→ Problem description
Wherever the string "October" appears in a line, extract that line.

→ Records that describe figures
((
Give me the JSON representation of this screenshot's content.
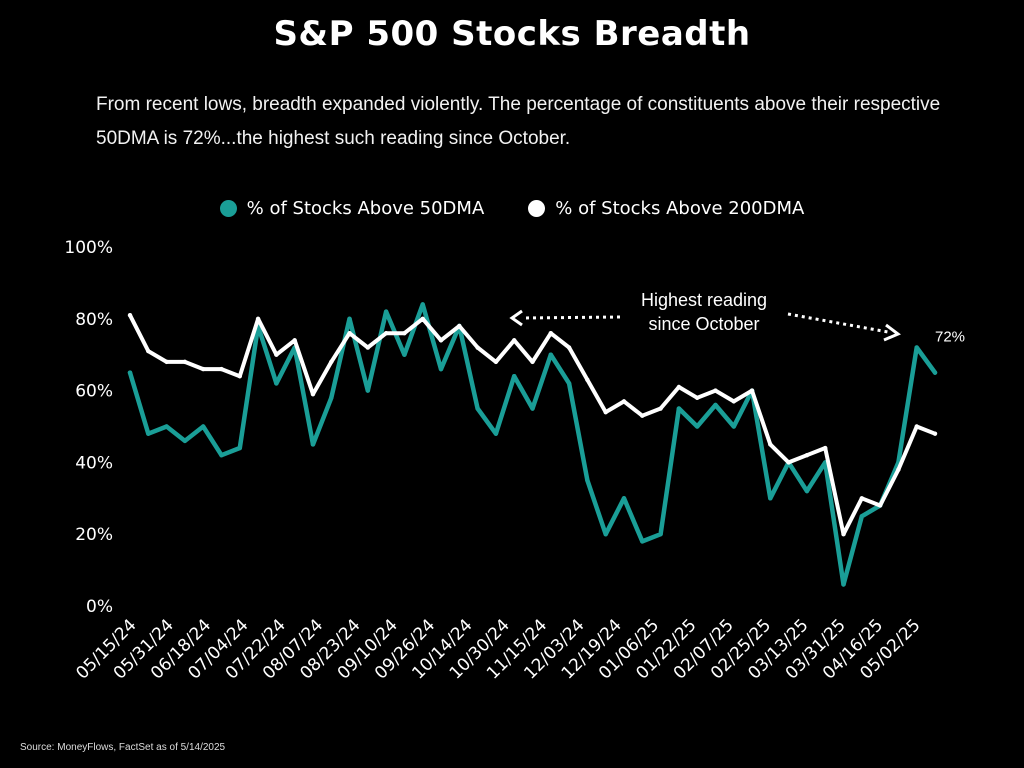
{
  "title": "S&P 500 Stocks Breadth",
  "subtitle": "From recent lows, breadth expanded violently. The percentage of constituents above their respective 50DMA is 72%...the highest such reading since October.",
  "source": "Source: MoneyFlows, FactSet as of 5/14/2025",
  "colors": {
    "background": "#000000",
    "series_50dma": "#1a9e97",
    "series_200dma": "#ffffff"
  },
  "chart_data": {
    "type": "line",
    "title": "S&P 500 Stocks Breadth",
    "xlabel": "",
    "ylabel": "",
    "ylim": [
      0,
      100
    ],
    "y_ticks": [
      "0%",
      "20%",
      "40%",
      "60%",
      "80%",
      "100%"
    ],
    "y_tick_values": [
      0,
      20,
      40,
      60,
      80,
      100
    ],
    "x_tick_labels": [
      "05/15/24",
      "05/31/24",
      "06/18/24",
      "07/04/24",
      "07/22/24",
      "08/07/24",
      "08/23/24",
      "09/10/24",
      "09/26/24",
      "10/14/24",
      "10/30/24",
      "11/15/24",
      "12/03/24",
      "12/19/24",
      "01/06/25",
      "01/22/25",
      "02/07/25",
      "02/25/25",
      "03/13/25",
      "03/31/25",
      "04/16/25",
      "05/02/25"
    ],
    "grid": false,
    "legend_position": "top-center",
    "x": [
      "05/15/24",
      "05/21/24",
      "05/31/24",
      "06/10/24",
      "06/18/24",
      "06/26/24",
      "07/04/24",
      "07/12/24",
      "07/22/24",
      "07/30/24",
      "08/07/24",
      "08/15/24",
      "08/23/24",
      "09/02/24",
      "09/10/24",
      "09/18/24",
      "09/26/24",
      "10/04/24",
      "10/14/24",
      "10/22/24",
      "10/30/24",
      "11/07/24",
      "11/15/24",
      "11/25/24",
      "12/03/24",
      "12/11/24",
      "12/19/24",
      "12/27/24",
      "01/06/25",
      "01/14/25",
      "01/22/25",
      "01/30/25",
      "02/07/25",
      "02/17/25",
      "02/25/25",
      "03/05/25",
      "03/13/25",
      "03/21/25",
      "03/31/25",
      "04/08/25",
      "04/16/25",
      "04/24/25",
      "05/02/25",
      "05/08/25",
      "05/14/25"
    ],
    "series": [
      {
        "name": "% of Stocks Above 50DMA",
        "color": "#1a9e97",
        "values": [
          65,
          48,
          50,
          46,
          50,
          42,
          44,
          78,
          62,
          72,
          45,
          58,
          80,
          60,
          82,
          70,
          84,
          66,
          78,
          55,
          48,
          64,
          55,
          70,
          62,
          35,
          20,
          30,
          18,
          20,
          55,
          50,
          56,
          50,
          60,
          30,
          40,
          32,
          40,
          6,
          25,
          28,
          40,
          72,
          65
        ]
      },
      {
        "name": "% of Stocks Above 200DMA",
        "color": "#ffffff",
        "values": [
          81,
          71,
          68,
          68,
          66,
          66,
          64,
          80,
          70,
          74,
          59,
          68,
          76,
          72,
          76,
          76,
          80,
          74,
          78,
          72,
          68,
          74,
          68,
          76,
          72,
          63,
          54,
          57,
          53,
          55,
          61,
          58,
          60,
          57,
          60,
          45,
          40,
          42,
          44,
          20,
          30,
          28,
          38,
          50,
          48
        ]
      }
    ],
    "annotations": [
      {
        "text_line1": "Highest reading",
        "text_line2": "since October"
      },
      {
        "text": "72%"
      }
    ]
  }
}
))
→ Problem solution
  "subtitle": "From recent lows, breadth expanded violently. The percentage of constituents above their respective 50DMA is 72%...the highest such reading since October.",
        "text_line2": "since October"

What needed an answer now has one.